Request:
Of all the lines in the material, how many include the word "bunlara"? Reply with the number alone.

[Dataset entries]
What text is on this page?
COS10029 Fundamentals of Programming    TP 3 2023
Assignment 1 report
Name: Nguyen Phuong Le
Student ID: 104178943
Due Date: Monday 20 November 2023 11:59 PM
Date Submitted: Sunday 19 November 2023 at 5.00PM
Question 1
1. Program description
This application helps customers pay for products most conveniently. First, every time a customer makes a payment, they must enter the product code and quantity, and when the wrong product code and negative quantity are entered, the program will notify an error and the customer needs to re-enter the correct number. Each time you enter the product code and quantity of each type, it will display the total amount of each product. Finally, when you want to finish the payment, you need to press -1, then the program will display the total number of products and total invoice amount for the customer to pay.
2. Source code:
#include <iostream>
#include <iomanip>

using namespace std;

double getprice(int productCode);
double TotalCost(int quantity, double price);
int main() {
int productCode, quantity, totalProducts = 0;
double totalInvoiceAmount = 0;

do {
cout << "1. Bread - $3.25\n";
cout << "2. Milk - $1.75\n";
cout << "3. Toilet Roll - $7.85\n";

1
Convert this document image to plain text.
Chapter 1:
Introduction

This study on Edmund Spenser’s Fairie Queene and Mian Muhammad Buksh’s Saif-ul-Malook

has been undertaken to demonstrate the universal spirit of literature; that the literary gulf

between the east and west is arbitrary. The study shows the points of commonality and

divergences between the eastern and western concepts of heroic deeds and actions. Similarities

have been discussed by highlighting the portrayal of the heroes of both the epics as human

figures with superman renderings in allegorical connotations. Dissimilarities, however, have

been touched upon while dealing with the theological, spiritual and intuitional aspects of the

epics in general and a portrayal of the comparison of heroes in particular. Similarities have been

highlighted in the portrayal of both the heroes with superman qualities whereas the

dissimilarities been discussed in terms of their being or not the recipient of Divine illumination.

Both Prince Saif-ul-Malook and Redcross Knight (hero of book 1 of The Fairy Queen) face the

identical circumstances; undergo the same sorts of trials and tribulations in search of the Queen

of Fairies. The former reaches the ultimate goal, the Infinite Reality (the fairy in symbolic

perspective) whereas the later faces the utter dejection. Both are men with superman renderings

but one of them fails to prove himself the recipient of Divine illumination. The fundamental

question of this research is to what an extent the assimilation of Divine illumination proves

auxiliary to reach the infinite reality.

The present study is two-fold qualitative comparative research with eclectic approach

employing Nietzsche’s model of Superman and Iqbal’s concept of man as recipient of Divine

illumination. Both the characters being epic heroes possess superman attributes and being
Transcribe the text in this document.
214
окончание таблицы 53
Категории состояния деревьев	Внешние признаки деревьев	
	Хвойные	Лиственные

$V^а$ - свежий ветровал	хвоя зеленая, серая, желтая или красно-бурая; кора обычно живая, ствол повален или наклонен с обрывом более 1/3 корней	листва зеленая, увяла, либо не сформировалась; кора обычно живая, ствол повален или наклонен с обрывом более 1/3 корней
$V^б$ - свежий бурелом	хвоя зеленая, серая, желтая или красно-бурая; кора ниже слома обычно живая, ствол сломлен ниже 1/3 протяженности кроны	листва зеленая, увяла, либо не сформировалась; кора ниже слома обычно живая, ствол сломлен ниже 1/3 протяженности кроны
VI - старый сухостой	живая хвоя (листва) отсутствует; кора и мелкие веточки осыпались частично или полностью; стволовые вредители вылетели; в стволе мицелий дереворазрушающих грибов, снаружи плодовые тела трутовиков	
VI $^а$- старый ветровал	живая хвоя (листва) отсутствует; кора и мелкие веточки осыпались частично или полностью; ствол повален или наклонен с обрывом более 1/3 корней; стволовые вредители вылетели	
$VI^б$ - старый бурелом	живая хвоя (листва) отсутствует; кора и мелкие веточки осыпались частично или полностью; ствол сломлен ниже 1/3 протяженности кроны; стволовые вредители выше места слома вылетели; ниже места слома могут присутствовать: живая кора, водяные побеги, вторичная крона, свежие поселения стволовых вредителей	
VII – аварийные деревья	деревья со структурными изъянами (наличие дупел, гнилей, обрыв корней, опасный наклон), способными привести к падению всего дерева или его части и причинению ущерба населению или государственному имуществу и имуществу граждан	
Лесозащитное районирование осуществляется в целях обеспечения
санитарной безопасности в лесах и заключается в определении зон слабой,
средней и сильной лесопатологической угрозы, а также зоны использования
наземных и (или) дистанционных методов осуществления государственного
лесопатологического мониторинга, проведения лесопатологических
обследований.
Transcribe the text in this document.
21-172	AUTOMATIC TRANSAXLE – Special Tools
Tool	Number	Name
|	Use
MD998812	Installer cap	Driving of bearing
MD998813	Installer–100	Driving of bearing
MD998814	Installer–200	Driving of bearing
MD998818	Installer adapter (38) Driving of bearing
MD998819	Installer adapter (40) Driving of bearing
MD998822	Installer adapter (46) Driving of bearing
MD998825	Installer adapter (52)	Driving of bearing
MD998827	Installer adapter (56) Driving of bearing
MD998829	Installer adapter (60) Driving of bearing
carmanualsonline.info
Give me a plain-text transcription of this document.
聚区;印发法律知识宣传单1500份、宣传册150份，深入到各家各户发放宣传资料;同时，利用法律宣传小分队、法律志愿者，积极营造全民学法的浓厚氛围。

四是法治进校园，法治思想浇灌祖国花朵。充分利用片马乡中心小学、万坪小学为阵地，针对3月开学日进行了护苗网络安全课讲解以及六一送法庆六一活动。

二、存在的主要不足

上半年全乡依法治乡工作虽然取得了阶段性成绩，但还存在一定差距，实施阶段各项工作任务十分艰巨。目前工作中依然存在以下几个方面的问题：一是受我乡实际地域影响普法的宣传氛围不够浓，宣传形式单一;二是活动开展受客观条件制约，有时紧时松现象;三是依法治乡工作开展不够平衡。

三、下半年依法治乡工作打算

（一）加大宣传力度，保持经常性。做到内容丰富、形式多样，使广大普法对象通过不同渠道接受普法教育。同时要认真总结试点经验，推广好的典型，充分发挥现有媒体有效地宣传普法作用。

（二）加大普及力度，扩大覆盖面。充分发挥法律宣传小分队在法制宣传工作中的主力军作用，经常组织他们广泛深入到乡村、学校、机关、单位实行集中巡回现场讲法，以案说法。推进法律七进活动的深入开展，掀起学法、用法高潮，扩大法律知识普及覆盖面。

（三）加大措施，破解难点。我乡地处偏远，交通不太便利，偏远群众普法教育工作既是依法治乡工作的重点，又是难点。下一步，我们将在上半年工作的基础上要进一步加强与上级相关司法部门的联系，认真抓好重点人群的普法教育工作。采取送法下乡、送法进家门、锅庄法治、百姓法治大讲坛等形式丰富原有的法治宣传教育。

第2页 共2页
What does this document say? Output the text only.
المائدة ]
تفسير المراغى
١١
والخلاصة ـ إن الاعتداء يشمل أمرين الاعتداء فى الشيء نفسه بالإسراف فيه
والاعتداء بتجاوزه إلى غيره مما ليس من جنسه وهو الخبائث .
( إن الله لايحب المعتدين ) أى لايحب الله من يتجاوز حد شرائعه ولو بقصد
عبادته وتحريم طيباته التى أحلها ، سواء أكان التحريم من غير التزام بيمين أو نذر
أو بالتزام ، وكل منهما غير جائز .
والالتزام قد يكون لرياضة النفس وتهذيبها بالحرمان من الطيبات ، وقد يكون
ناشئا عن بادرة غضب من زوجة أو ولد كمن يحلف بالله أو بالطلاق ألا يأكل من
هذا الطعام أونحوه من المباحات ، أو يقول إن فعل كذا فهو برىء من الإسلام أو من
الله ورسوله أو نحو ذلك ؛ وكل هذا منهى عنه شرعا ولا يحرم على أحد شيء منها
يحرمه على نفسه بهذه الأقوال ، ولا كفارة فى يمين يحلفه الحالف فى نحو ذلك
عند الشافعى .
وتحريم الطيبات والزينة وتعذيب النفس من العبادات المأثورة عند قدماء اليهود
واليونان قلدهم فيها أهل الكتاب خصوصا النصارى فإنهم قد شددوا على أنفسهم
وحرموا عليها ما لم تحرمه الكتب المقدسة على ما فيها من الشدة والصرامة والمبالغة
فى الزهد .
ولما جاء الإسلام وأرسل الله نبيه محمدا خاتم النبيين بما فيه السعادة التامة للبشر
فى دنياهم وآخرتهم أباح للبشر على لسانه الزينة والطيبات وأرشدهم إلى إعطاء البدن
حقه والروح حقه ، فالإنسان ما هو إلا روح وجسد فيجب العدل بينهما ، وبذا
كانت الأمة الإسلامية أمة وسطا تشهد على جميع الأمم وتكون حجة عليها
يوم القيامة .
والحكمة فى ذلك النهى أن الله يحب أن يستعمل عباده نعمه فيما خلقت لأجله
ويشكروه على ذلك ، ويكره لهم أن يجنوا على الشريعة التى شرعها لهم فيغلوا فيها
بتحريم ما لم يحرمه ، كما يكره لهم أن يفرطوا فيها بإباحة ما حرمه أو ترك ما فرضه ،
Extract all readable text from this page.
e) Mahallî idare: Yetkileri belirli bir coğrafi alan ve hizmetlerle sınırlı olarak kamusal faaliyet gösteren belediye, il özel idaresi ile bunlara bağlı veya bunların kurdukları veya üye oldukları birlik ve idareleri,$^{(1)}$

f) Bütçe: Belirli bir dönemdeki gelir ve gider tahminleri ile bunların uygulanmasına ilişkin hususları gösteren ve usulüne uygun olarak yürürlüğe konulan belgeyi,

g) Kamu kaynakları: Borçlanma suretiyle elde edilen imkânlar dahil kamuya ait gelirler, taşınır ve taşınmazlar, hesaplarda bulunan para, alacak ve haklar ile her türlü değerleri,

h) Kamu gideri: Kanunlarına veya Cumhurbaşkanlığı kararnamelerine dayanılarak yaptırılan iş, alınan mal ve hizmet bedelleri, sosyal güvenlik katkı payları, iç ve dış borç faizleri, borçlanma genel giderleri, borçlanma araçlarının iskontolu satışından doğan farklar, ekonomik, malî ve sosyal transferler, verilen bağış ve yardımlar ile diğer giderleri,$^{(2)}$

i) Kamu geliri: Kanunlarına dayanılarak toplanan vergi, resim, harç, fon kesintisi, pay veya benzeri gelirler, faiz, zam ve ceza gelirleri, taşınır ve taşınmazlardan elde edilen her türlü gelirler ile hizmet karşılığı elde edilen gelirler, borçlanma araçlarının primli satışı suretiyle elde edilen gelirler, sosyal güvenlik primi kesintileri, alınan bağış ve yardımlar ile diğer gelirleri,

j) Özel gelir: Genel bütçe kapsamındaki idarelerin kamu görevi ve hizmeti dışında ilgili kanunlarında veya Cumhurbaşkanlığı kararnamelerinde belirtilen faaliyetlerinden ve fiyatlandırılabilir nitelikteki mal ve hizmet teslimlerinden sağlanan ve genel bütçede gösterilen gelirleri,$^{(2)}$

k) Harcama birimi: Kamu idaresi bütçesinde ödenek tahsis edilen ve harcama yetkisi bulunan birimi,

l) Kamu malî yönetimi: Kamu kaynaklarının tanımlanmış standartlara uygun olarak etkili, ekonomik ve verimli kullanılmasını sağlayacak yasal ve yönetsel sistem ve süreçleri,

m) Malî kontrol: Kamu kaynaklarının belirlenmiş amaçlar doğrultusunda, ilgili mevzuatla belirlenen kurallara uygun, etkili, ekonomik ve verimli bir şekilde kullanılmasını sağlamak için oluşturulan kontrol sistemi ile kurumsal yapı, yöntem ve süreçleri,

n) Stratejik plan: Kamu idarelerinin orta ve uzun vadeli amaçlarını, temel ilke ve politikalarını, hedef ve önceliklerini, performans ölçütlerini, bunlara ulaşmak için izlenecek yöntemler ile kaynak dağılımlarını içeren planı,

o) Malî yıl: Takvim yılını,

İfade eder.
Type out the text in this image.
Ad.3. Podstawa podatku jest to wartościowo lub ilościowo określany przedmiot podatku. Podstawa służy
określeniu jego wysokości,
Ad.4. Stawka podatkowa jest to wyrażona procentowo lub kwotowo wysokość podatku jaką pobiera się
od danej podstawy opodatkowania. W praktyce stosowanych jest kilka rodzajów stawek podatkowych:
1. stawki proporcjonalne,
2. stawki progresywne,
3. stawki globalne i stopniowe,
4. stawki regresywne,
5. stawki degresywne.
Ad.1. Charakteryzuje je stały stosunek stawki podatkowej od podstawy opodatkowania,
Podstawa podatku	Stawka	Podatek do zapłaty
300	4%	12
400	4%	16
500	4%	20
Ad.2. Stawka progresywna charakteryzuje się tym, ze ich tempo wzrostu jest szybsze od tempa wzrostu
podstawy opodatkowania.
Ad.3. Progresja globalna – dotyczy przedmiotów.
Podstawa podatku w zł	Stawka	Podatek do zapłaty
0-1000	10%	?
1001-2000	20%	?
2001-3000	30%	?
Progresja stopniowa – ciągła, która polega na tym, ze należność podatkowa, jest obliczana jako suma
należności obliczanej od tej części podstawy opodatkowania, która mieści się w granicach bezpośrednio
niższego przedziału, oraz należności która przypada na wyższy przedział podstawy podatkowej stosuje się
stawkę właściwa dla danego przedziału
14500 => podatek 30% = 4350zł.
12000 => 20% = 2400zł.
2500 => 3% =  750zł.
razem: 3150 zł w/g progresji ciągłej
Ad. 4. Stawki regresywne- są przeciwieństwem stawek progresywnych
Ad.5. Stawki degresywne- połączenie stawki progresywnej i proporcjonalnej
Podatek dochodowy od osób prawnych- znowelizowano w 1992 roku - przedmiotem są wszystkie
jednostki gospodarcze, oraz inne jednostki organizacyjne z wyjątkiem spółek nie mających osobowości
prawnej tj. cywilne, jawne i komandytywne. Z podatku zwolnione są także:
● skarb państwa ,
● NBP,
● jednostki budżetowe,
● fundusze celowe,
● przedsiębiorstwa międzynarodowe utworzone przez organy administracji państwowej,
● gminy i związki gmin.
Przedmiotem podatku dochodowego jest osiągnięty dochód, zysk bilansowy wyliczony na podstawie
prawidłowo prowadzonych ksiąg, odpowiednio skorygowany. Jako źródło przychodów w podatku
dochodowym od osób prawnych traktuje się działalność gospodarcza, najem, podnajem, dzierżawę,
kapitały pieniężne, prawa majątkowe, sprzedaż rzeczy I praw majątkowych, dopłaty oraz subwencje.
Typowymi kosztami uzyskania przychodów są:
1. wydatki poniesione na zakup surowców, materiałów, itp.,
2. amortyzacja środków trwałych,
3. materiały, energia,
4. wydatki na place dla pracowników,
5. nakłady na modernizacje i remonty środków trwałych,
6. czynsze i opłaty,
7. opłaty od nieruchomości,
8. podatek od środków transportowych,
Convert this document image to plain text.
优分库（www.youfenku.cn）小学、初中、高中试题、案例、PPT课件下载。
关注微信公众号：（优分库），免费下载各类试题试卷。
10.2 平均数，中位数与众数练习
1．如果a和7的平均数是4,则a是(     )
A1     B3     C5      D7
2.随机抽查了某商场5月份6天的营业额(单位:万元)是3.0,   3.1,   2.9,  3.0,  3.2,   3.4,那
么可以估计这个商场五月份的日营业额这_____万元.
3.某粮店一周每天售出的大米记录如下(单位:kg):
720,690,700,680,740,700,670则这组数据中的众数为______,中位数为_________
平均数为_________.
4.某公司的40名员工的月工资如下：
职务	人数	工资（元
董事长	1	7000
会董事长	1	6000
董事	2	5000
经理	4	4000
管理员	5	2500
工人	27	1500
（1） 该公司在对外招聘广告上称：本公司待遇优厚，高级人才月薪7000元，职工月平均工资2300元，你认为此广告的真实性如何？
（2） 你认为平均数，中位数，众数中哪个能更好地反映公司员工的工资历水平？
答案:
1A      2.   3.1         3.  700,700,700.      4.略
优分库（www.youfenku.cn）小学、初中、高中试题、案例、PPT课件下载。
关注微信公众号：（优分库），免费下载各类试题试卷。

Output of the task:
2